**Your instructions**:
Note each line where "title" appears, and copy it.

[Excerpts from a figure dataset]
# # # # # # #
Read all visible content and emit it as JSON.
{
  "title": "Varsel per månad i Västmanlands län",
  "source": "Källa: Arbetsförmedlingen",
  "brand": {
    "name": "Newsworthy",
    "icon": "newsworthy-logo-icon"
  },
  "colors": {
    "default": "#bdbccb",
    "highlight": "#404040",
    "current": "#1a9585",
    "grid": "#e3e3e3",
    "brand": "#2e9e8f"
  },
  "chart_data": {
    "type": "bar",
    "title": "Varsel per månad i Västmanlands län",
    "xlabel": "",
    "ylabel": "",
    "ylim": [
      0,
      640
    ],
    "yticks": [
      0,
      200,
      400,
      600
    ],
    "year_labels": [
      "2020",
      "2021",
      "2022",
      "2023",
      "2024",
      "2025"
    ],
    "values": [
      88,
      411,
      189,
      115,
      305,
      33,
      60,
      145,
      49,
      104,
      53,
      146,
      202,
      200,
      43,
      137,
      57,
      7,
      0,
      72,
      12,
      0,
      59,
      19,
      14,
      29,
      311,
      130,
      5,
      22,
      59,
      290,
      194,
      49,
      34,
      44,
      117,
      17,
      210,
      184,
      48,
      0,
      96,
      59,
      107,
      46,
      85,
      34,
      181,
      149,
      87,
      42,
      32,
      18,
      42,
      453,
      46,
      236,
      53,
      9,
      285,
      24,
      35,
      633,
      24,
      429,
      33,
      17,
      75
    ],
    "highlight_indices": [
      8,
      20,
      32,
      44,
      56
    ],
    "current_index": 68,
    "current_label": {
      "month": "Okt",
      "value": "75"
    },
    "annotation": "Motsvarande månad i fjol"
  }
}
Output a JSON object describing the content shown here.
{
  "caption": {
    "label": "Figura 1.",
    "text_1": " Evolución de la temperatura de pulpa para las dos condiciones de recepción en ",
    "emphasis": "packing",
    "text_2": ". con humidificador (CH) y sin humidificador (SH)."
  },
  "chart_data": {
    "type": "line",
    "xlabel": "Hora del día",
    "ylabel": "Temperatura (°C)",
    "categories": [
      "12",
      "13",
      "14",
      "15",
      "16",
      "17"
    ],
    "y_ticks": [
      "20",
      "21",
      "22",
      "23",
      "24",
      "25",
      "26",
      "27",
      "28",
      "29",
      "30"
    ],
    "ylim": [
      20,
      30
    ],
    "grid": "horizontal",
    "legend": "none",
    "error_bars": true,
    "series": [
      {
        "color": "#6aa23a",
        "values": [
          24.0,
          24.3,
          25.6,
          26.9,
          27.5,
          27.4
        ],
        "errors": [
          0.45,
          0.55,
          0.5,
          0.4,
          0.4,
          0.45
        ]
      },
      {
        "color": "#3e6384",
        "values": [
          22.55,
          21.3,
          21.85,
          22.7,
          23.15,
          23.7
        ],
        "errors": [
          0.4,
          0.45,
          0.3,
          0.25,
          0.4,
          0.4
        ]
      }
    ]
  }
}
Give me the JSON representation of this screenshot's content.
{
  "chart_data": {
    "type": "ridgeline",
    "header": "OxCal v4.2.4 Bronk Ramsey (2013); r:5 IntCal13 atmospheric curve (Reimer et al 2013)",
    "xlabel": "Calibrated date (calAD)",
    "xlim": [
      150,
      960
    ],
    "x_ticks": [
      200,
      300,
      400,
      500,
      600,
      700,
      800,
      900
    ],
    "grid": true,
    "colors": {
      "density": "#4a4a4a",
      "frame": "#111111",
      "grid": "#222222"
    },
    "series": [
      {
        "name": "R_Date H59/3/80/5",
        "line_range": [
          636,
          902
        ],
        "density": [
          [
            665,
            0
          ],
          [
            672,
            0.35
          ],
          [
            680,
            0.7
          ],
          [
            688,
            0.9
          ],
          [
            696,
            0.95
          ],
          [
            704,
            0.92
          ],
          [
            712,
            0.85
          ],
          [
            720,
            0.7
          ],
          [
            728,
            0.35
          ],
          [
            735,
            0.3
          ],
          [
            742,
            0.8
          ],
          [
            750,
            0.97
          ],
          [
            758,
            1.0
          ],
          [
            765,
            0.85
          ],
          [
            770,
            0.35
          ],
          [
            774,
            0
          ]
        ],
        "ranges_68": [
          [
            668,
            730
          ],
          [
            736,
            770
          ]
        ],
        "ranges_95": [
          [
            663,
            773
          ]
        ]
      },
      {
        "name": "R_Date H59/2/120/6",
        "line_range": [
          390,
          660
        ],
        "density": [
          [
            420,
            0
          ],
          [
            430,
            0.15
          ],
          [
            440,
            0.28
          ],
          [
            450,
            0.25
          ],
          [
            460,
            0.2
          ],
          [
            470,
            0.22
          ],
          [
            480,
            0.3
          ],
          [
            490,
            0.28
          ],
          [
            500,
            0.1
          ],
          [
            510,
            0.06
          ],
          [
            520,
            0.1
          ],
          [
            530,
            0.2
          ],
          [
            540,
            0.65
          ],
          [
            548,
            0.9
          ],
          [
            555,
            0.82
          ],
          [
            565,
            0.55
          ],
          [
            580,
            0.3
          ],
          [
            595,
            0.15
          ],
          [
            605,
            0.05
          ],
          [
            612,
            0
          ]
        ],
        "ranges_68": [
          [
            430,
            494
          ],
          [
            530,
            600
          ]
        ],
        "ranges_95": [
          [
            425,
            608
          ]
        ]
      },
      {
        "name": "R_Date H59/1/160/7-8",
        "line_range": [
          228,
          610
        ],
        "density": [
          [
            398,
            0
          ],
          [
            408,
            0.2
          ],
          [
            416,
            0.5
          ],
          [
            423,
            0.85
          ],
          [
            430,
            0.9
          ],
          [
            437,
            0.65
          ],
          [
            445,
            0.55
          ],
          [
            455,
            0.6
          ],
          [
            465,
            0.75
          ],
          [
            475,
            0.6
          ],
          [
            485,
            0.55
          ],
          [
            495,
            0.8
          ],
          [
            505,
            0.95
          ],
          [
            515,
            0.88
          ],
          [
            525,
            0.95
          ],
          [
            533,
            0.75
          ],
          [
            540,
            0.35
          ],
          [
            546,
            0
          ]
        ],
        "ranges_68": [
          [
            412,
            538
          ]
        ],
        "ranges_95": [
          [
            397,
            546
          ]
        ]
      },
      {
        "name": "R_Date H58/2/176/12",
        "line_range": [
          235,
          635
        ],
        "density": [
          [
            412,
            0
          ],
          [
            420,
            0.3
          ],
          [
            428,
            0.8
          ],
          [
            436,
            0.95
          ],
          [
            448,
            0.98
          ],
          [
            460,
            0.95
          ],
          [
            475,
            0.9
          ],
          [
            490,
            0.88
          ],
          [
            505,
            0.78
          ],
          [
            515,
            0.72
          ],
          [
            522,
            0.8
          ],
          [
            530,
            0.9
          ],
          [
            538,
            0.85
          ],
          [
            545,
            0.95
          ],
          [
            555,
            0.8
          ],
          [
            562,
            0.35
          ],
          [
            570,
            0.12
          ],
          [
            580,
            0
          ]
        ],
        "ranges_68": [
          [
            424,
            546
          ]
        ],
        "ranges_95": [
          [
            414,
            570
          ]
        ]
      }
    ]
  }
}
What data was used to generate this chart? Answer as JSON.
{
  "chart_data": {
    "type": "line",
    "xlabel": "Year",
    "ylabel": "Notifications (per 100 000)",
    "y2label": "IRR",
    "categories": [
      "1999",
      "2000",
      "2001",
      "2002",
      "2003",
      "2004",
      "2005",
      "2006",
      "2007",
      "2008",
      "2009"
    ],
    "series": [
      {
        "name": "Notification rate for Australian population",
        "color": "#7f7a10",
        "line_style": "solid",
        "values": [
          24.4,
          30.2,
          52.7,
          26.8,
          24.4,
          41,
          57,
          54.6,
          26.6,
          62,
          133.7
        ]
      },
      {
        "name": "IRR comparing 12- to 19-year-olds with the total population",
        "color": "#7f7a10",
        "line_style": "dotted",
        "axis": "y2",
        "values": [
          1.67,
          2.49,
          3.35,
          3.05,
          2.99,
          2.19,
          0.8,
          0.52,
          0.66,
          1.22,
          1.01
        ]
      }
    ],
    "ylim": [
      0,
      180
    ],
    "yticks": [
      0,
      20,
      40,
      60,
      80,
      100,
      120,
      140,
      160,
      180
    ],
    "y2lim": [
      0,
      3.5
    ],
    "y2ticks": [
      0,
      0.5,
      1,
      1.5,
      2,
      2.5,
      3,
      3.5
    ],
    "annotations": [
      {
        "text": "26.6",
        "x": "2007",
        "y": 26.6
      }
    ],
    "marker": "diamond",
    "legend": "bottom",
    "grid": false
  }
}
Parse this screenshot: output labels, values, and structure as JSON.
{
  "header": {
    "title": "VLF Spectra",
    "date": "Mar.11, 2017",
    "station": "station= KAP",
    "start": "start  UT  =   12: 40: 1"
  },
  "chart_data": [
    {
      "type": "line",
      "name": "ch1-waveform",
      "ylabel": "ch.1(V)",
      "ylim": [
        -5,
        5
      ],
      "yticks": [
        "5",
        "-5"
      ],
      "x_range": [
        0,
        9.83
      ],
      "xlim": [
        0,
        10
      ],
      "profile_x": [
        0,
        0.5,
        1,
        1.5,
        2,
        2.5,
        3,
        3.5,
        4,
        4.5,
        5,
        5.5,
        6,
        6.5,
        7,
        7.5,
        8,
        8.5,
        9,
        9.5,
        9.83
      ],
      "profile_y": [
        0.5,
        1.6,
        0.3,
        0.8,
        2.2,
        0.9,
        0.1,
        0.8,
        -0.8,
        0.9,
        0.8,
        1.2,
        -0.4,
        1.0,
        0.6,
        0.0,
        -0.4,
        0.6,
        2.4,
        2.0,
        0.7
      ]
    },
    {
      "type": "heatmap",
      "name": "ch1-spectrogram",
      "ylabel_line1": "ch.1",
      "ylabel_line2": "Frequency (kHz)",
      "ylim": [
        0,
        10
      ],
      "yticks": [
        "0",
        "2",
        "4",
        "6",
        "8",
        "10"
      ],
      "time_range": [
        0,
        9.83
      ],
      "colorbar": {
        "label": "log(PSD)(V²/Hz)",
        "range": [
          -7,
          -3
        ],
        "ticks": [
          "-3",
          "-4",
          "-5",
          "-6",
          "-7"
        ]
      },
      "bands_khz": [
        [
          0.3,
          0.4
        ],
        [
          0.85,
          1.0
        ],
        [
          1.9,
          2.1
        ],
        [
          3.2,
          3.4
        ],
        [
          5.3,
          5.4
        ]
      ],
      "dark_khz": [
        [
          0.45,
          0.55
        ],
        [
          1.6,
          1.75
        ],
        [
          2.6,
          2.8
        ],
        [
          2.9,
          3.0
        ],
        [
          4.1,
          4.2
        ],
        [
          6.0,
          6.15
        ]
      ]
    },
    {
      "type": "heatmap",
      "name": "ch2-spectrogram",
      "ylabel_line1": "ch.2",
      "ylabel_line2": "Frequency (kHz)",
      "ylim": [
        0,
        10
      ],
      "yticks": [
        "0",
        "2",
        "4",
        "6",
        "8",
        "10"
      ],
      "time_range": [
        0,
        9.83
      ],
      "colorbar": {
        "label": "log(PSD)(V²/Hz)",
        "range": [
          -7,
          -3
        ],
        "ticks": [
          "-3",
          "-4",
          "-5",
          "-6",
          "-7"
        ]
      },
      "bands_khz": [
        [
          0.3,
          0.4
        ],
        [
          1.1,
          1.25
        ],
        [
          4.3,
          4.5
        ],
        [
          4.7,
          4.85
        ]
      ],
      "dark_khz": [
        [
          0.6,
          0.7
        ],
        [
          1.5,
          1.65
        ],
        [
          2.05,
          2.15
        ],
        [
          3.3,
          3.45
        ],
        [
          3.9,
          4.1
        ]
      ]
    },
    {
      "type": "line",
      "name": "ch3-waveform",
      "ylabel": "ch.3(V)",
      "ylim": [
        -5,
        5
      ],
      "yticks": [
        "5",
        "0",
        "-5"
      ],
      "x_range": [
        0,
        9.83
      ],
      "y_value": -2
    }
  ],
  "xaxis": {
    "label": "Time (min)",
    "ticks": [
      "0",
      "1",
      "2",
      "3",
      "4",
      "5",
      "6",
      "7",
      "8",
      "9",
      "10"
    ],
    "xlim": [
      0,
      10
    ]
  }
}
# # # # # # #
**Task response**:
  "title": "Varsel per månad i Västmanlands län",
    "title": "Varsel per månad i Västmanlands län",
    "title": "VLF Spectra",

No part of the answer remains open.